• **Given task**
Type the records out again in full, exactly.

[Begin Data provided]

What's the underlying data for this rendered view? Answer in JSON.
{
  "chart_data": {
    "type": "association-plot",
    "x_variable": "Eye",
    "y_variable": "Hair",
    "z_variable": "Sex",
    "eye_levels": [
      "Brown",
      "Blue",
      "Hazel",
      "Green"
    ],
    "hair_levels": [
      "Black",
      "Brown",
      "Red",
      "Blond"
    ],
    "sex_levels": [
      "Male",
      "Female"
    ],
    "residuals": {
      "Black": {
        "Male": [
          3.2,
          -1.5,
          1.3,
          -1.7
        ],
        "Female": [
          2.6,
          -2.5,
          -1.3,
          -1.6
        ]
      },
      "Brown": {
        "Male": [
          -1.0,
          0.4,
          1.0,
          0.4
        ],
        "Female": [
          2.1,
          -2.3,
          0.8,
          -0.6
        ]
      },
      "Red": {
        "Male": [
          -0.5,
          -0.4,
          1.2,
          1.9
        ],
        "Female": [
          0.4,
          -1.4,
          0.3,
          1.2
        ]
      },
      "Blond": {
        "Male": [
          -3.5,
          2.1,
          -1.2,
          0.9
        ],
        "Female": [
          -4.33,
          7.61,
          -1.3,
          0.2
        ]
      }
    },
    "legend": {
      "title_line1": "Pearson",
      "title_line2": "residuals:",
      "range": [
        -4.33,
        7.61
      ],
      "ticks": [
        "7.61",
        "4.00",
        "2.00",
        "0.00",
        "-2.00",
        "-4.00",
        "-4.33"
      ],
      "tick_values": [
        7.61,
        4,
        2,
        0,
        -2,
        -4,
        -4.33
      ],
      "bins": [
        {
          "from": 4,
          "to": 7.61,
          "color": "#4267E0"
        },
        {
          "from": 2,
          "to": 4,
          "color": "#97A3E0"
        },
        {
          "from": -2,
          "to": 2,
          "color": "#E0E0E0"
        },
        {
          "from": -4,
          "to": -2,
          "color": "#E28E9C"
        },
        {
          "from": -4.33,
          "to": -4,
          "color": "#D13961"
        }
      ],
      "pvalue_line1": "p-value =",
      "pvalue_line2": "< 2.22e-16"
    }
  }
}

[End Data provided]

• **Exercise answer**
What's the underlying data for this rendered view? Answer in JSON.
{
  "chart_data": {
    "type": "association-plot",
    "x_variable": "Eye",
    "y_variable": "Hair",
    "z_variable": "Sex",
    "eye_levels": [
      "Brown",
      "Blue",
      "Hazel",
      "Green"
    ],
    "hair_levels": [
      "Black",
      "Brown",
      "Red",
      "Blond"
    ],
    "sex_levels": [
      "Male",
      "Female"
    ],
    "residuals": {
      "Black": {
        "Male": [
          3.2,
          -1.5,
          1.3,
          -1.7
        ],
        "Female": [
          2.6,
          -2.5,
          -1.3,
          -1.6
        ]
      },
      "Brown": {
        "Male": [
          -1.0,
          0.4,
          1.0,
          0.4
        ],
        "Female": [
          2.1,
          -2.3,
          0.8,
          -0.6
        ]
      },
      "Red": {
        "Male": [
          -0.5,
          -0.4,
          1.2,
          1.9
        ],
        "Female": [
          0.4,
          -1.4,
          0.3,
          1.2
        ]
      },
      "Blond": {
        "Male": [
          -3.5,
          2.1,
          -1.2,
          0.9
        ],
        "Female": [
          -4.33,
          7.61,
          -1.3,
          0.2
        ]
      }
    },
    "legend": {
      "title_line1": "Pearson",
      "title_line2": "residuals:",
      "range": [
        -4.33,
        7.61
      ],
      "ticks": [
        "7.61",
        "4.00",
        "2.00",
        "0.00",
        "-2.00",
        "-4.00",
        "-4.33"
      ],
      "tick_values": [
        7.61,
        4,
        2,
        0,
        -2,
        -4,
        -4.33
      ],
      "bins": [
        {
          "from": 4,
          "to": 7.61,
          "color": "#4267E0"
        },
        {
          "from": 2,
          "to": 4,
          "color": "#97A3E0"
        },
        {
          "from": -2,
          "to": 2,
          "color": "#E0E0E0"
        },
        {
          "from": -4,
          "to": -2,
          "color": "#E28E9C"
        },
        {
          "from": -4.33,
          "to": -4,
          "color": "#D13961"
        }
      ],
      "pvalue_line1": "p-value =",
      "pvalue_line2": "< 2.22e-16"
    }
  }
}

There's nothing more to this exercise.